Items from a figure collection
________________________________________

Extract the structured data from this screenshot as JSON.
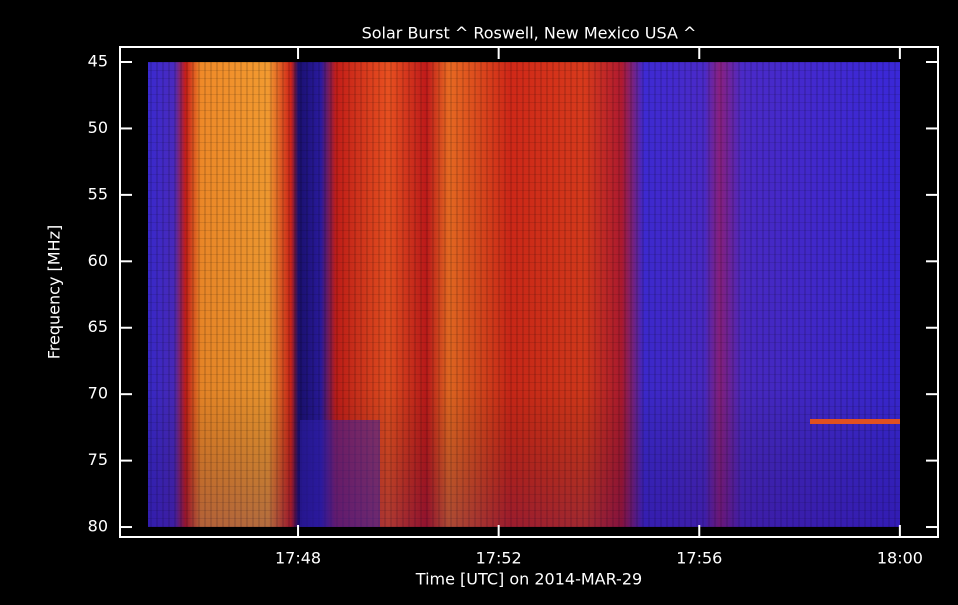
{
  "chart_data": {
    "type": "spectrogram",
    "title": "Solar Burst ^ Roswell, New Mexico USA ^",
    "x_label": "Time [UTC] on 2014-MAR-29",
    "y_label": "Frequency [MHz]",
    "xlim": [
      1064.45,
      1080.76
    ],
    "xticks": [
      {
        "value": 1068,
        "label": "17:48"
      },
      {
        "value": 1072,
        "label": "17:52"
      },
      {
        "value": 1076,
        "label": "17:56"
      },
      {
        "value": 1080,
        "label": "18:00"
      }
    ],
    "ylim": [
      80.75,
      43.87
    ],
    "yticks": [
      45,
      50,
      55,
      60,
      65,
      70,
      75,
      80
    ]
  }
}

________________________________________

WHAT THE TASK REQUIRES =>
Write out the listing word for word, omitting the pictures it holds.

FULL RESPONSE =>
Extract the structured data from this screenshot as JSON.
{
  "chart_data": {
    "type": "spectrogram",
    "title": "Solar Burst ^ Roswell, New Mexico USA ^",
    "x_label": "Time [UTC] on 2014-MAR-29",
    "y_label": "Frequency [MHz]",
    "xlim": [
      1064.45,
      1080.76
    ],
    "xticks": [
      {
        "value": 1068,
        "label": "17:48"
      },
      {
        "value": 1072,
        "label": "17:52"
      },
      {
        "value": 1076,
        "label": "17:56"
      },
      {
        "value": 1080,
        "label": "18:00"
      }
    ],
    "ylim": [
      80.75,
      43.87
    ],
    "yticks": [
      45,
      50,
      55,
      60,
      65,
      70,
      75,
      80
    ]
  }
}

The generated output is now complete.